What is needed
Can you pull out, word for word, every line from the very first one below up to and including the line with "Give bounding boxes", omitting the pictures?
**** Given entries ****
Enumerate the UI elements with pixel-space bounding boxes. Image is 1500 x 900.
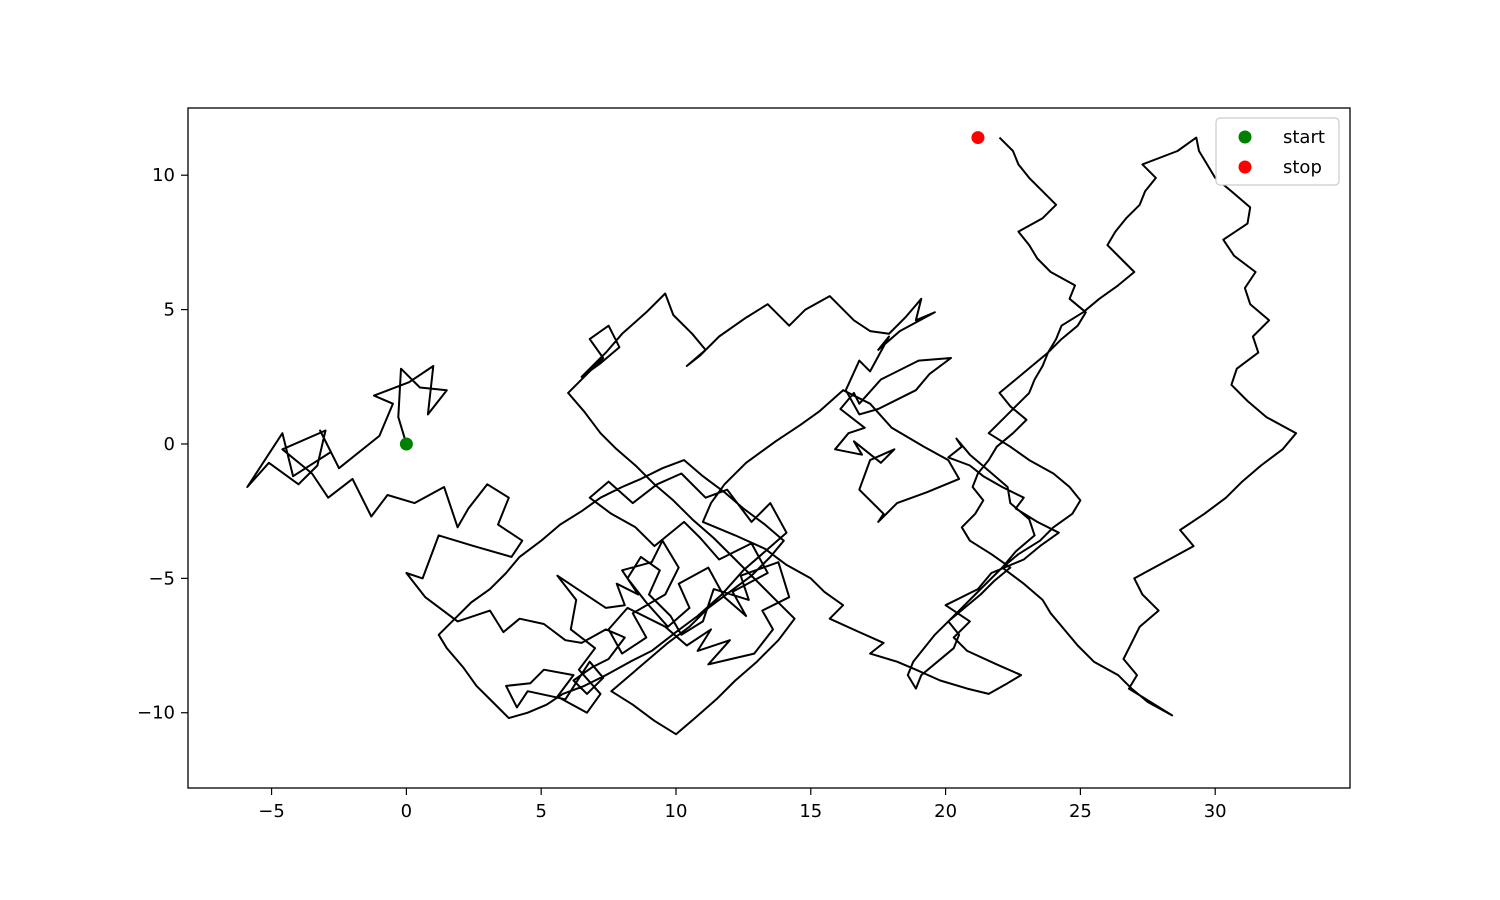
y-tick-label: 10 xyxy=(152,165,175,186)
y-axis-ticks: −10 −5 0 5 10 xyxy=(137,165,188,724)
legend-start-label: start xyxy=(1283,127,1325,148)
y-tick-label: −10 xyxy=(137,703,175,724)
y-tick-label: −5 xyxy=(148,568,175,589)
legend: start stop xyxy=(1215,117,1340,186)
x-tick-label: 30 xyxy=(1204,801,1227,822)
x-axis-ticks: −5 0 5 10 15 20 25 30 xyxy=(258,788,1227,822)
plot-area xyxy=(246,131,1298,736)
x-tick-label: 25 xyxy=(1069,801,1092,822)
start-point xyxy=(399,437,413,451)
x-tick-label: 15 xyxy=(799,801,822,822)
legend-stop-marker xyxy=(1238,160,1252,174)
stop-point xyxy=(971,131,985,145)
legend-start-marker xyxy=(1238,130,1252,144)
y-tick-label: 0 xyxy=(164,434,175,455)
x-tick-label: −5 xyxy=(258,801,285,822)
walk-line xyxy=(246,136,1298,736)
y-tick-label: 5 xyxy=(164,300,175,321)
x-tick-label: 0 xyxy=(401,801,412,822)
legend-stop-label: stop xyxy=(1283,157,1322,178)
x-tick-label: 5 xyxy=(535,801,546,822)
axes-frame xyxy=(187,107,1351,789)
x-tick-label: 10 xyxy=(665,801,688,822)
x-tick-label: 20 xyxy=(934,801,957,822)
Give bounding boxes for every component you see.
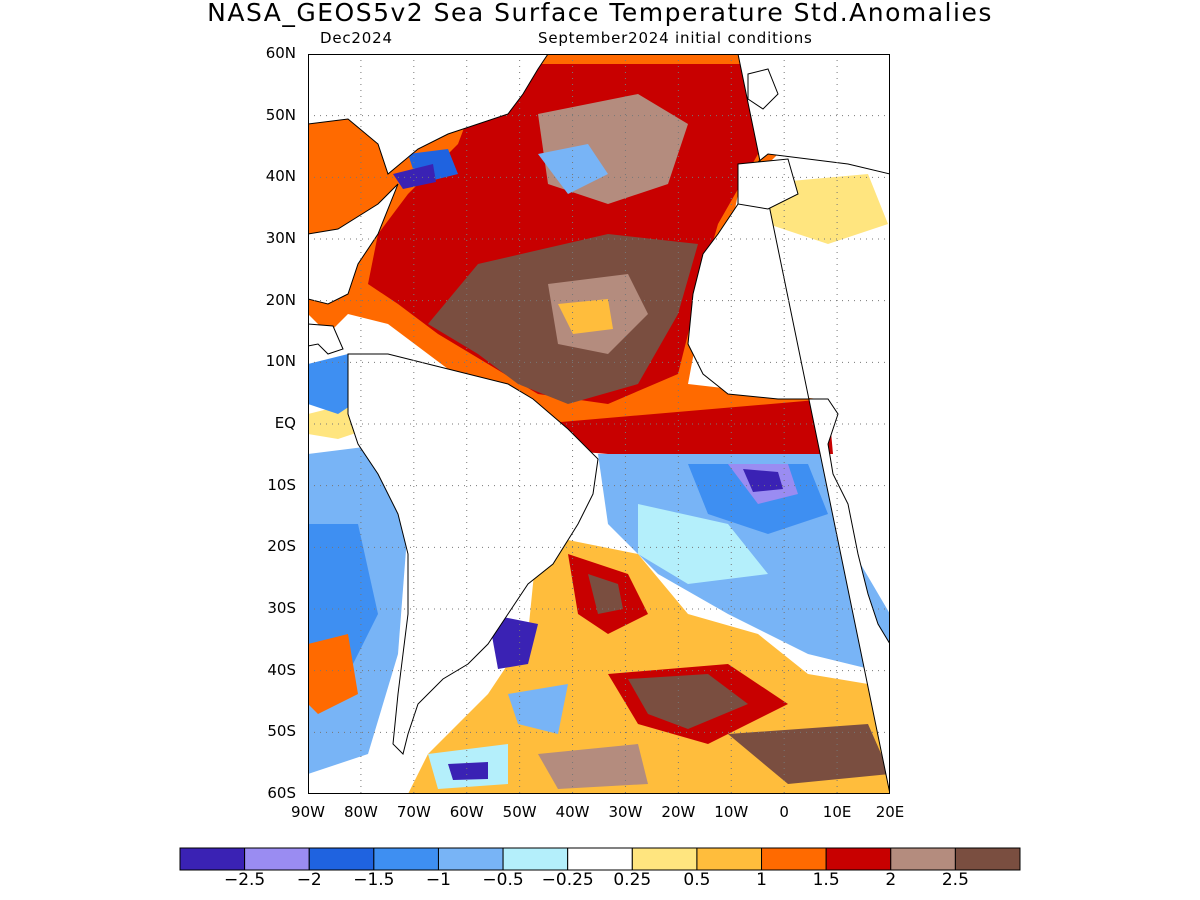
- colorbar-swatch: [954, 847, 1021, 871]
- colorbar-swatch: [567, 847, 633, 871]
- colorbar-tick-label: 0.25: [613, 870, 652, 890]
- lon-tick-label: 10E: [822, 803, 852, 821]
- lat-tick-label: 10N: [265, 352, 296, 371]
- lat-lon-grid: [308, 54, 890, 794]
- colorbar-swatch: [308, 847, 375, 871]
- colorbar-swatch: [373, 847, 439, 871]
- lon-tick-label: 80W: [343, 803, 378, 821]
- lon-tick-label: 50W: [502, 803, 537, 821]
- south-america: [347, 353, 599, 755]
- lon-tick-label: 40W: [555, 803, 590, 821]
- lon-tick-label: 60W: [449, 803, 484, 821]
- colorbar-tick-label: 2: [885, 870, 897, 890]
- colorbar-swatch: [244, 847, 310, 871]
- lat-tick-label: 60N: [265, 44, 296, 62]
- lat-tick-label: 40N: [265, 167, 296, 186]
- lon-tick-label: 70W: [396, 803, 431, 821]
- lon-tick-label: 10W: [714, 803, 749, 821]
- colorbar-tick-label: −2.5: [223, 870, 266, 890]
- forecast-month: Dec2024: [320, 29, 393, 47]
- central-america: [308, 323, 344, 355]
- lon-tick-label: 20W: [661, 803, 696, 821]
- map-frame: [308, 54, 890, 794]
- lat-tick-label: 40S: [267, 660, 296, 679]
- lat-tick-label: 50S: [267, 722, 296, 741]
- lon-tick-label: 20E: [875, 803, 905, 821]
- colorbar-swatch: [696, 847, 763, 871]
- colorbar-swatch: [437, 847, 504, 871]
- map-svg: [308, 54, 890, 794]
- lat-tick-label: 30N: [265, 229, 296, 247]
- colorbar-tick-label: −1: [425, 870, 451, 890]
- initial-conditions: September2024 initial conditions: [538, 29, 813, 47]
- colorbar-tick-label: 1: [756, 870, 767, 890]
- lon-tick-label: 0: [779, 803, 789, 821]
- colorbar-tick-label: −0.5: [482, 870, 524, 890]
- lat-tick-label: 20N: [265, 290, 296, 309]
- lon-tick-label: 30W: [608, 803, 643, 821]
- colorbar-swatch: [825, 847, 892, 871]
- colorbar-swatch: [761, 847, 827, 871]
- lat-tick-label: 20S: [267, 537, 296, 556]
- british-isles: [747, 68, 779, 110]
- colorbar-swatch: [631, 847, 698, 871]
- sst-anomaly-map: [308, 54, 890, 794]
- lat-tick-label: 60S: [267, 784, 296, 802]
- colorbar-tick-label: 2.5: [941, 870, 969, 890]
- colorbar-swatch: [502, 847, 569, 871]
- colorbar-tick-label: −0.25: [541, 870, 594, 890]
- lon-tick-label: 90W: [291, 803, 325, 821]
- colorbar-swatch: [179, 847, 246, 871]
- colorbar-tick-label: −2: [296, 870, 322, 890]
- colorbar: [179, 847, 1021, 871]
- chart-title: NASA_GEOS5v2 Sea Surface Temperature Std…: [207, 0, 993, 27]
- lat-tick-label: EQ: [274, 414, 296, 432]
- colorbar-tick-label: −1.5: [353, 870, 395, 890]
- colorbar-tick-label: 0.5: [683, 870, 711, 890]
- africa-europe: [687, 54, 890, 794]
- lat-tick-label: 30S: [267, 599, 296, 617]
- land-masses: [308, 54, 890, 794]
- iberia-land: [737, 158, 799, 210]
- colorbar-swatch: [890, 847, 956, 871]
- colorbar-tick-label: 1.5: [812, 870, 840, 890]
- lat-tick-label: 10S: [267, 475, 296, 494]
- lat-tick-label: 50N: [265, 105, 296, 124]
- north-america: [308, 54, 549, 305]
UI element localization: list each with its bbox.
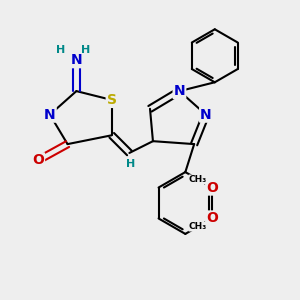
Text: O: O bbox=[206, 212, 218, 226]
Text: O: O bbox=[206, 181, 218, 194]
Text: H: H bbox=[81, 46, 90, 56]
Text: CH₃: CH₃ bbox=[189, 175, 207, 184]
Text: CH₃: CH₃ bbox=[189, 222, 207, 231]
Text: S: S bbox=[107, 93, 117, 107]
Text: O: O bbox=[32, 153, 44, 167]
Text: N: N bbox=[200, 108, 212, 122]
Text: H: H bbox=[126, 159, 136, 169]
Text: N: N bbox=[44, 108, 56, 122]
Text: H: H bbox=[56, 46, 65, 56]
Text: N: N bbox=[174, 84, 185, 98]
Text: N: N bbox=[70, 53, 82, 67]
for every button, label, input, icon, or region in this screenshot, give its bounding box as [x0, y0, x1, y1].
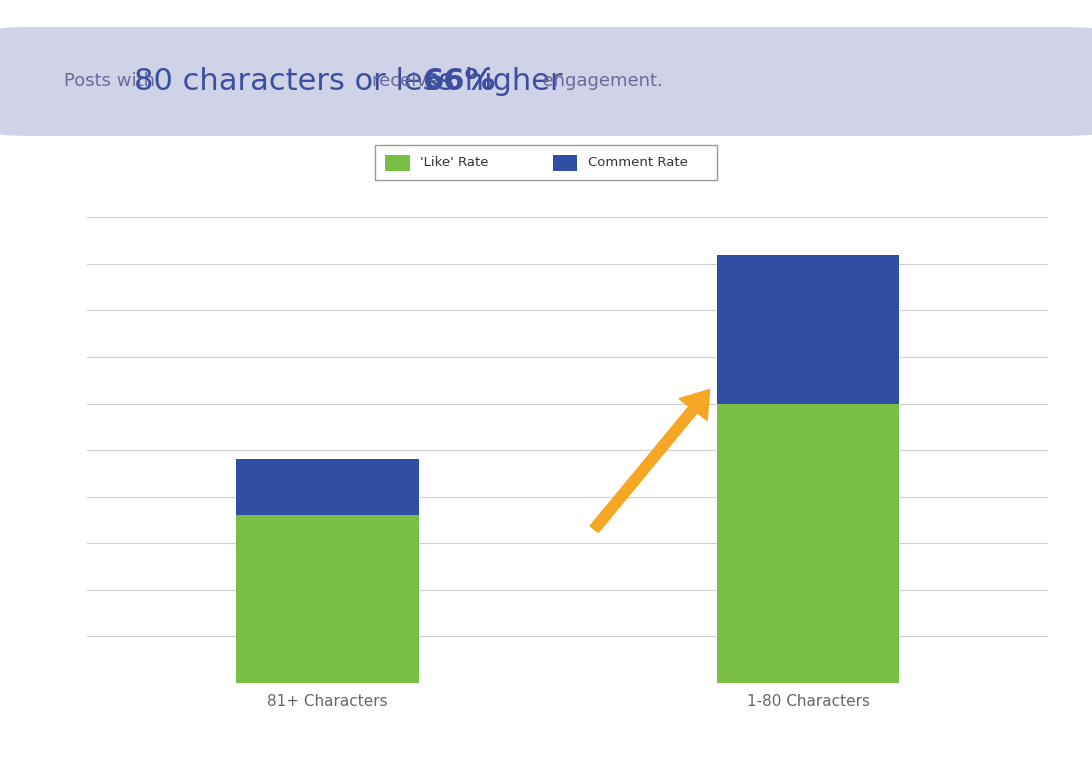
Text: 'Like' Rate: 'Like' Rate [420, 157, 489, 169]
Text: engagement.: engagement. [531, 72, 663, 91]
Bar [236, 515, 419, 683]
FancyBboxPatch shape [0, 27, 1092, 136]
FancyBboxPatch shape [375, 146, 717, 180]
Bar [716, 404, 900, 683]
Text: 80 characters or less: 80 characters or less [134, 67, 464, 96]
Bar [716, 255, 900, 404]
FancyArrow shape [590, 390, 710, 532]
Text: higher: higher [455, 67, 562, 96]
Text: receive: receive [371, 72, 443, 91]
Text: 66%: 66% [423, 67, 496, 96]
Bar [385, 155, 410, 171]
Bar [236, 459, 419, 515]
Text: Posts with: Posts with [63, 72, 161, 91]
Bar [553, 155, 578, 171]
Text: Comment Rate: Comment Rate [587, 157, 688, 169]
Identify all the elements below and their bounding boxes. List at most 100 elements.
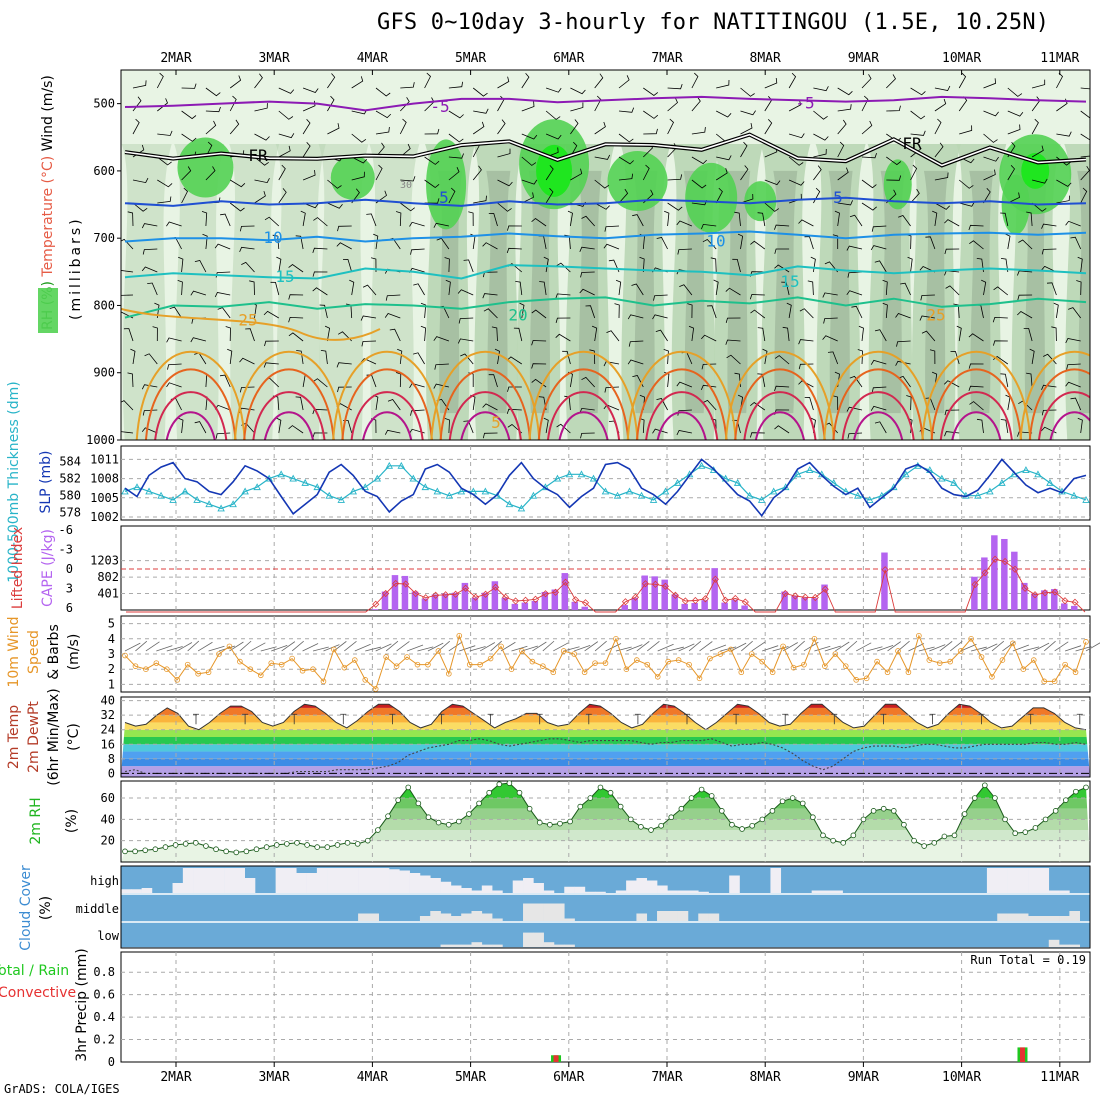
wind-speed-marker xyxy=(1062,661,1068,668)
warm-arch-contour xyxy=(448,391,522,440)
thickness-marker xyxy=(613,491,622,499)
lifted-marker xyxy=(731,594,739,603)
cape-bar xyxy=(631,597,638,610)
rh-marker xyxy=(364,837,371,844)
wind-barb xyxy=(713,279,719,296)
wind-barb xyxy=(900,282,911,296)
rh-marker xyxy=(911,837,917,844)
cloud-high-bar xyxy=(193,868,204,893)
lifted-tick-label: 6 xyxy=(66,601,73,615)
cape-bar xyxy=(431,594,439,610)
wind-barb xyxy=(1041,265,1057,273)
wind-barb xyxy=(1077,417,1083,434)
wind-barb-10m xyxy=(135,640,148,652)
wind-barb xyxy=(627,314,644,320)
cloud-high-bar xyxy=(224,868,235,893)
rh-marker xyxy=(375,827,381,833)
thickness-marker xyxy=(805,466,814,474)
wind-barb xyxy=(1046,282,1057,296)
wind-barb xyxy=(701,363,717,370)
wind-barb xyxy=(906,395,912,411)
lifted-ylabel: Lifted Index xyxy=(10,527,26,609)
thickness-marker xyxy=(481,487,490,495)
lifted-marker xyxy=(571,596,580,604)
ylabel-temp: Temperature (°C) xyxy=(40,156,56,278)
wind-barb xyxy=(254,156,269,166)
warm-arch-contour xyxy=(350,391,424,440)
wind-barb xyxy=(360,315,377,321)
contour-10 xyxy=(124,230,1087,243)
wind-barb xyxy=(691,96,701,112)
minmax-whisker xyxy=(438,713,445,725)
rh-marker xyxy=(1052,808,1059,814)
warm-arch-contour xyxy=(823,350,934,440)
cloud-middle-bar xyxy=(1028,916,1039,921)
warm-arch-contour xyxy=(460,411,511,440)
temp-ylabel-3: (6hr Min/Max) xyxy=(46,688,62,785)
thickness-marker xyxy=(637,491,646,499)
thickness-marker xyxy=(517,504,526,512)
warm-arch-contour xyxy=(252,391,326,440)
wind-barb-10m xyxy=(668,646,684,652)
rh-marker xyxy=(1002,816,1008,823)
rh-plume xyxy=(174,144,225,440)
lifted-marker xyxy=(981,569,989,577)
cloud-high-bar xyxy=(378,868,390,893)
wind-barb xyxy=(871,386,887,393)
warm-arch-contour xyxy=(853,411,904,440)
wind-speed-marker xyxy=(550,669,557,676)
wind-barb xyxy=(1041,248,1057,255)
thickness-marker xyxy=(529,491,538,499)
thickness-marker xyxy=(854,491,862,499)
cloud-high-bar xyxy=(182,868,194,893)
minmax-whisker xyxy=(1076,713,1083,725)
wind-barb xyxy=(433,336,450,342)
wind-barb xyxy=(362,284,377,296)
wind-barb xyxy=(798,363,814,370)
wind-barb xyxy=(395,372,402,388)
date-tick-top: 5MAR xyxy=(455,51,486,66)
wind-barb xyxy=(618,133,634,143)
rh-marker xyxy=(476,800,482,807)
wind-barb-10m xyxy=(772,646,789,652)
wind-barb xyxy=(1070,397,1082,411)
wind-barb xyxy=(579,407,595,414)
wind-speed-marker xyxy=(884,669,891,676)
thickness-tick-label: 582 xyxy=(59,472,81,486)
wind-barb xyxy=(832,395,839,411)
temp-color-band xyxy=(121,704,1090,708)
cloud-high-bar xyxy=(667,890,678,893)
cloud-middle-bar xyxy=(1007,913,1019,921)
wind-barb xyxy=(846,245,863,251)
wind-barb xyxy=(531,217,547,227)
cloud-high-bar xyxy=(657,885,668,893)
wind-speed-marker xyxy=(968,635,974,642)
cape-tick-label: 802 xyxy=(97,570,119,584)
thickness-ylabel: 1000-500mb Thickness (dm) xyxy=(6,381,22,582)
wind-barb xyxy=(687,303,693,319)
wind-barb xyxy=(445,279,451,296)
rh-marker xyxy=(587,795,594,801)
cloud-high-bar xyxy=(595,891,606,893)
wind-barb xyxy=(156,72,164,89)
precip-tick-label: 0.4 xyxy=(93,1010,115,1024)
thickness-marker xyxy=(866,495,874,503)
rh-high-cell xyxy=(177,137,234,198)
wind-barb xyxy=(278,145,291,158)
thickness-tick-label: 584 xyxy=(59,455,81,469)
temp-color-band xyxy=(121,766,1090,777)
cloud-high-bar xyxy=(399,870,410,893)
wind-barb xyxy=(804,397,814,411)
rh-marker xyxy=(901,821,907,828)
wind-barb-10m xyxy=(344,640,357,652)
cape-bar xyxy=(971,576,978,610)
thickness-marker xyxy=(145,487,153,495)
lifted-marker xyxy=(502,593,510,601)
wind-speed-marker xyxy=(811,635,818,642)
wind-barb xyxy=(239,357,255,365)
cape-bar xyxy=(1031,593,1038,610)
wind-barb-10m xyxy=(887,641,901,652)
cloud-high-bar xyxy=(821,890,833,893)
wind-barb xyxy=(336,242,352,250)
wind-barb xyxy=(737,233,744,250)
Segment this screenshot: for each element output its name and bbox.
****
Task answer
Enumerate the UI elements with pixel-space bounding boxes. Image is 1500 x 900.
y-tick-label: 10 xyxy=(152,165,175,186)
y-axis-ticks: −10 −5 0 5 10 xyxy=(137,165,188,724)
legend-start-label: start xyxy=(1283,127,1325,148)
y-tick-label: −10 xyxy=(137,703,175,724)
y-tick-label: −5 xyxy=(148,568,175,589)
legend: start stop xyxy=(1215,117,1340,186)
x-tick-label: 30 xyxy=(1204,801,1227,822)
x-axis-ticks: −5 0 5 10 15 20 25 30 xyxy=(258,788,1227,822)
plot-area xyxy=(246,131,1298,736)
x-tick-label: 25 xyxy=(1069,801,1092,822)
start-point xyxy=(399,437,413,451)
x-tick-label: 15 xyxy=(799,801,822,822)
legend-stop-marker xyxy=(1238,160,1252,174)
stop-point xyxy=(971,131,985,145)
legend-start-marker xyxy=(1238,130,1252,144)
y-tick-label: 0 xyxy=(164,434,175,455)
x-tick-label: −5 xyxy=(258,801,285,822)
walk-line xyxy=(246,136,1298,736)
y-tick-label: 5 xyxy=(164,300,175,321)
x-tick-label: 0 xyxy=(401,801,412,822)
legend-stop-label: stop xyxy=(1283,157,1322,178)
x-tick-label: 5 xyxy=(535,801,546,822)
axes-frame xyxy=(187,107,1351,789)
x-tick-label: 10 xyxy=(665,801,688,822)
x-tick-label: 20 xyxy=(934,801,957,822)
Give bounding boxes for every component you see.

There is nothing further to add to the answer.